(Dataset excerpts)
════════

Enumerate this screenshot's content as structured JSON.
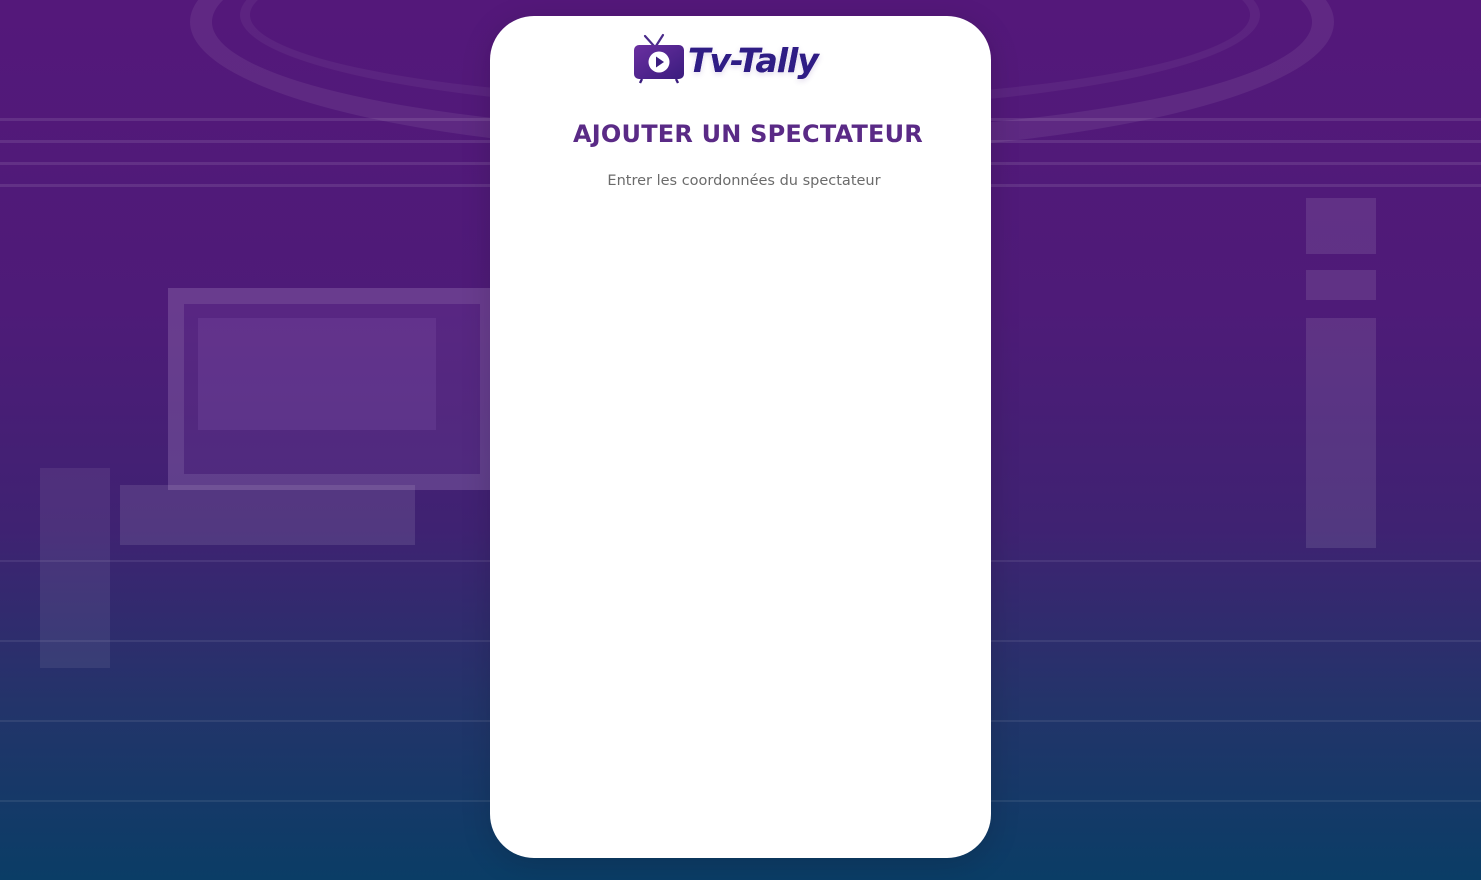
{
  "brand": {
    "name": "Tv-Tally",
    "logo_icon": "tv-play-icon",
    "color_primary": "#5a2a86",
    "color_logo": "#2f1d85"
  },
  "form": {
    "title": "AJOUTER UN SPECTATEUR",
    "subtitle": "Entrer les coordonnées du spectateur"
  },
  "theme": {
    "background_gradient_top": "#54187a",
    "background_gradient_bottom": "#0a3d66",
    "card_color": "#ffffff"
  }
}
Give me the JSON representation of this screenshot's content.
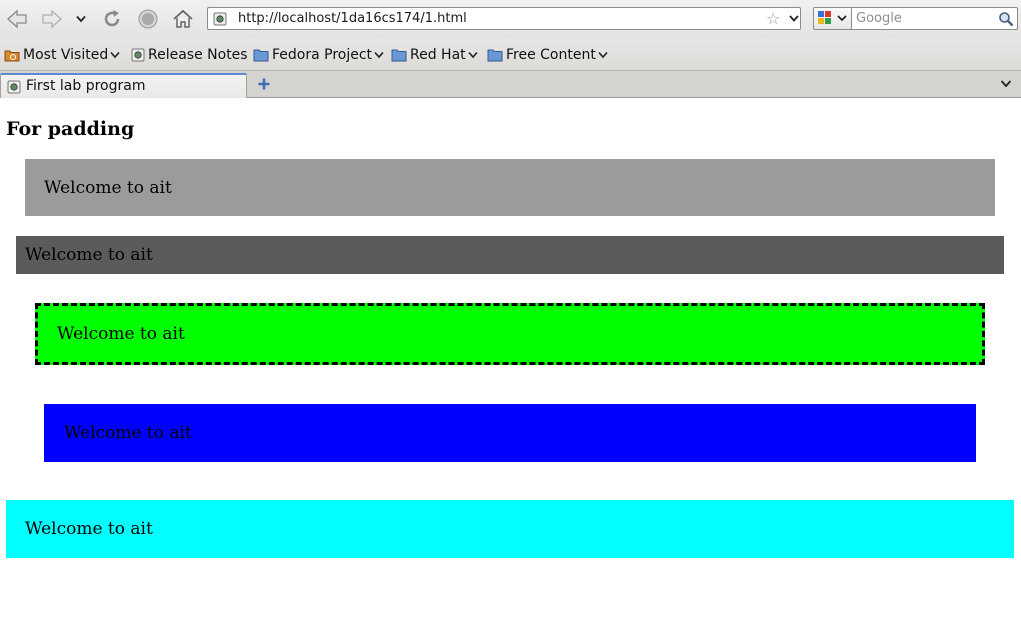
{
  "browser": {
    "url": "http://localhost/1da16cs174/1.html",
    "search_placeholder": "Google",
    "bookmarks": [
      "Most Visited",
      "Release Notes",
      "Fedora Project",
      "Red Hat",
      "Free Content"
    ],
    "tab_title": "First lab program"
  },
  "page": {
    "heading": "For padding",
    "boxes": [
      {
        "text": "Welcome to ait",
        "color": "#9b9b9b"
      },
      {
        "text": "Welcome to ait",
        "color": "#5b5b5b"
      },
      {
        "text": "Welcome to ait",
        "color": "#00ff00",
        "border": "dashed"
      },
      {
        "text": "Welcome to ait",
        "color": "#0000ff"
      },
      {
        "text": "Welcome to ait",
        "color": "#00ffff"
      }
    ]
  },
  "icons": {
    "back": "back-arrow-icon",
    "forward": "forward-arrow-icon",
    "history": "chevron-down-icon",
    "reload": "reload-icon",
    "stop": "stop-icon",
    "home": "home-icon",
    "bookmark_star": "star-icon",
    "search": "magnifier-icon",
    "new_tab": "plus-icon"
  }
}
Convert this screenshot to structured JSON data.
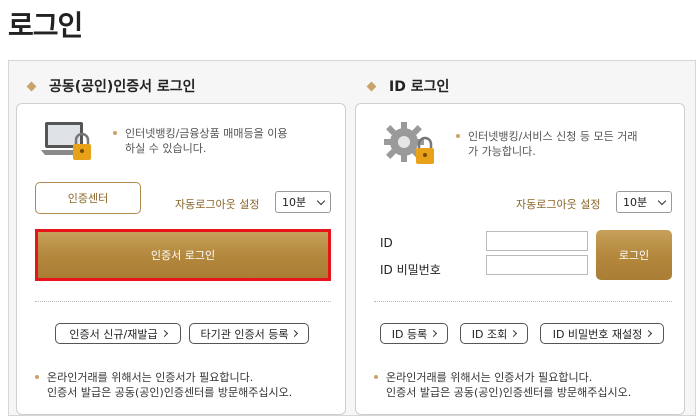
{
  "page": {
    "title": "로그인"
  },
  "cert": {
    "heading": "공동(공인)인증서 로그인",
    "description": [
      "인터넷뱅킹/금융상품 매매등을 이용",
      "하실 수 있습니다."
    ],
    "center_button": "인증센터",
    "auto_logout_label": "자동로그아웃 설정",
    "auto_logout_value": "10분",
    "login_button": "인증서 로그인",
    "links": [
      "인증서 신규/재발급",
      "타기관 인증서 등록"
    ],
    "footer": [
      "온라인거래를 위해서는 인증서가 필요합니다.",
      "인증서 발급은 공동(공인)인증센터를 방문해주십시오."
    ]
  },
  "id": {
    "heading": "ID 로그인",
    "description": [
      "인터넷뱅킹/서비스 신청 등 모든 거래",
      "가 가능합니다."
    ],
    "auto_logout_label": "자동로그아웃 설정",
    "auto_logout_value": "10분",
    "id_label": "ID",
    "password_label": "ID 비밀번호",
    "login_button": "로그인",
    "links": [
      "ID 등록",
      "ID 조회",
      "ID 비밀번호 재설정"
    ],
    "footer": [
      "온라인거래를 위해서는 인증서가 필요합니다.",
      "인증서 발급은 공동(공인)인증센터를 방문해주십시오."
    ]
  },
  "colors": {
    "accent": "#c9a46a",
    "gold_button": "#b4893e",
    "highlight": "#e8141b"
  }
}
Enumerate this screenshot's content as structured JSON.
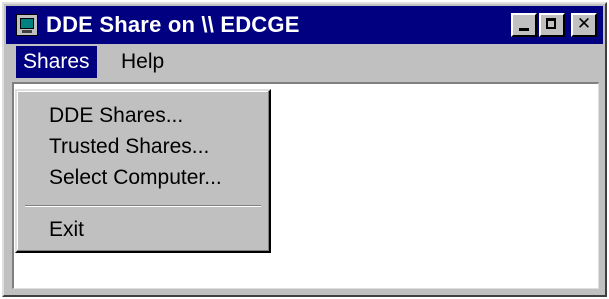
{
  "window": {
    "title": "DDE Share on \\\\ EDCGE"
  },
  "menubar": {
    "items": [
      "Shares",
      "Help"
    ]
  },
  "shares_menu": {
    "items": [
      "DDE Shares...",
      "Trusted Shares...",
      "Select Computer...",
      "Exit"
    ]
  },
  "colors": {
    "titlebar": "#000080",
    "face": "#c0c0c0",
    "client": "#ffffff"
  }
}
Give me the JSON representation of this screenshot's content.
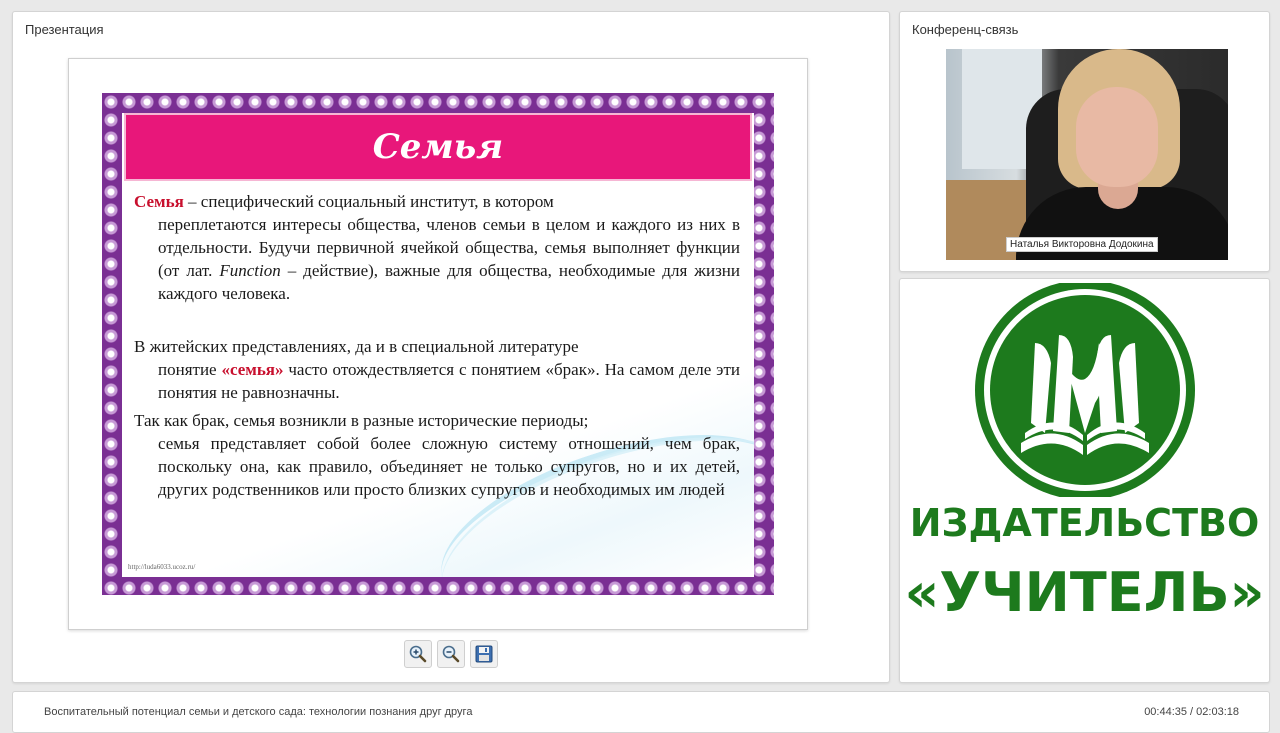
{
  "presentation": {
    "title": "Презентация",
    "slide": {
      "title": "Семья",
      "p1_term": "Семья",
      "p1_first": " – специфический социальный институт, в котором",
      "p1_rest": "переплетаются интересы общества, членов семьи в целом и каждого из них в отдельности. Будучи первичной ячейкой общества, семья выполняет функции (от лат. ",
      "p1_italic": "Function",
      "p1_end": " – действие), важные для общества, необходимые для жизни каждого человека.",
      "p2_first": " В житейских представлениях, да и в специальной литературе",
      "p2_pre": "понятие ",
      "p2_term": "«семья»",
      "p2_rest": " часто отождествляется с понятием «брак». На самом деле эти понятия не равнозначны.",
      "p3_first": "Так как брак,  семья возникли в разные исторические периоды;",
      "p3_rest": "семья представляет собой более сложную систему отношений, чем брак, поскольку она, как правило, объединяет не только супругов, но и их детей, других родственников или просто близких супругов и необходимых им людей",
      "url": "http://luda6033.ucoz.ru/"
    },
    "toolbar": {
      "zoom_in_icon": "zoom-in-icon",
      "zoom_out_icon": "zoom-out-icon",
      "save_icon": "floppy-disk-icon"
    }
  },
  "conference": {
    "title": "Конференц-связь",
    "speaker_name": "Наталья Викторовна Додокина"
  },
  "logo": {
    "line1": "ИЗДАТЕЛЬСТВО",
    "line2": "«УЧИТЕЛЬ»",
    "color": "#1d7a1d"
  },
  "footer": {
    "course_title": "Воспитательный потенциал семьи и детского сада: технологии познания друг друга",
    "timer": "00:44:35 / 02:03:18"
  }
}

════════

## Written request
Give back each entry exactly as it appears, with no pictures.

## Result of this task
Enumerate this screenshot's content as structured JSON.
{
  "brand": {
    "name": "Tv-Tally",
    "logo_icon": "tv-play-icon",
    "color_primary": "#5a2a86",
    "color_logo": "#2f1d85"
  },
  "form": {
    "title": "AJOUTER UN SPECTATEUR",
    "subtitle": "Entrer les coordonnées du spectateur"
  },
  "theme": {
    "background_gradient_top": "#54187a",
    "background_gradient_bottom": "#0a3d66",
    "card_color": "#ffffff"
  }
}
Give me the JSON representation of this screenshot's content.
{
  "browser": {
    "url": "http://localhost/1da16cs174/1.html",
    "search_placeholder": "Google",
    "bookmarks": [
      "Most Visited",
      "Release Notes",
      "Fedora Project",
      "Red Hat",
      "Free Content"
    ],
    "tab_title": "First lab program"
  },
  "page": {
    "heading": "For padding",
    "boxes": [
      {
        "text": "Welcome to ait",
        "color": "#9b9b9b"
      },
      {
        "text": "Welcome to ait",
        "color": "#5b5b5b"
      },
      {
        "text": "Welcome to ait",
        "color": "#00ff00",
        "border": "dashed"
      },
      {
        "text": "Welcome to ait",
        "color": "#0000ff"
      },
      {
        "text": "Welcome to ait",
        "color": "#00ffff"
      }
    ]
  },
  "icons": {
    "back": "back-arrow-icon",
    "forward": "forward-arrow-icon",
    "history": "chevron-down-icon",
    "reload": "reload-icon",
    "stop": "stop-icon",
    "home": "home-icon",
    "bookmark_star": "star-icon",
    "search": "magnifier-icon",
    "new_tab": "plus-icon"
  }
}
Convert this screenshot to structured JSON data.
{
  "page": {
    "title": "로그인"
  },
  "cert": {
    "heading": "공동(공인)인증서 로그인",
    "description": [
      "인터넷뱅킹/금융상품 매매등을 이용",
      "하실 수 있습니다."
    ],
    "center_button": "인증센터",
    "auto_logout_label": "자동로그아웃 설정",
    "auto_logout_value": "10분",
    "login_button": "인증서 로그인",
    "links": [
      "인증서 신규/재발급",
      "타기관 인증서 등록"
    ],
    "footer": [
      "온라인거래를 위해서는 인증서가 필요합니다.",
      "인증서 발급은 공동(공인)인증센터를 방문해주십시오."
    ]
  },
  "id": {
    "heading": "ID 로그인",
    "description": [
      "인터넷뱅킹/서비스 신청 등 모든 거래",
      "가 가능합니다."
    ],
    "auto_logout_label": "자동로그아웃 설정",
    "auto_logout_value": "10분",
    "id_label": "ID",
    "password_label": "ID 비밀번호",
    "login_button": "로그인",
    "links": [
      "ID 등록",
      "ID 조회",
      "ID 비밀번호 재설정"
    ],
    "footer": [
      "온라인거래를 위해서는 인증서가 필요합니다.",
      "인증서 발급은 공동(공인)인증센터를 방문해주십시오."
    ]
  },
  "colors": {
    "accent": "#c9a46a",
    "gold_button": "#b4893e",
    "highlight": "#e8141b"
  }
}
Enumerate this screenshot's content as structured JSON.
{
  "window": {
    "title": "DDE Share on \\\\ EDCGE"
  },
  "menubar": {
    "items": [
      "Shares",
      "Help"
    ]
  },
  "shares_menu": {
    "items": [
      "DDE Shares...",
      "Trusted Shares...",
      "Select Computer...",
      "Exit"
    ]
  },
  "colors": {
    "titlebar": "#000080",
    "face": "#c0c0c0",
    "client": "#ffffff"
  }
}
Give me the JSON representation of this screenshot's content.
{
  "presentation": {
    "title": "Презентация",
    "slide": {
      "title": "Семья",
      "p1_term": "Семья",
      "p1_first": " – специфический социальный институт, в котором",
      "p1_rest": "переплетаются интересы общества, членов семьи в целом и каждого из них в отдельности. Будучи первичной ячейкой общества, семья выполняет функции (от лат. ",
      "p1_italic": "Function",
      "p1_end": " – действие), важные для общества, необходимые для жизни каждого человека.",
      "p2_first": " В житейских представлениях, да и в специальной литературе",
      "p2_pre": "понятие ",
      "p2_term": "«семья»",
      "p2_rest": " часто отождествляется с понятием «брак». На самом деле эти понятия не равнозначны.",
      "p3_first": "Так как брак,  семья возникли в разные исторические периоды;",
      "p3_rest": "семья представляет собой более сложную систему отношений, чем брак, поскольку она, как правило, объединяет не только супругов, но и их детей, других родственников или просто близких супругов и необходимых им людей",
      "url": "http://luda6033.ucoz.ru/"
    },
    "toolbar": {
      "zoom_in_icon": "zoom-in-icon",
      "zoom_out_icon": "zoom-out-icon",
      "save_icon": "floppy-disk-icon"
    }
  },
  "conference": {
    "title": "Конференц-связь",
    "speaker_name": "Наталья Викторовна Додокина"
  },
  "logo": {
    "line1": "ИЗДАТЕЛЬСТВО",
    "line2": "«УЧИТЕЛЬ»",
    "color": "#1d7a1d"
  },
  "footer": {
    "course_title": "Воспитательный потенциал семьи и детского сада: технологии познания друг друга",
    "timer": "00:44:35 / 02:03:18"
  }
}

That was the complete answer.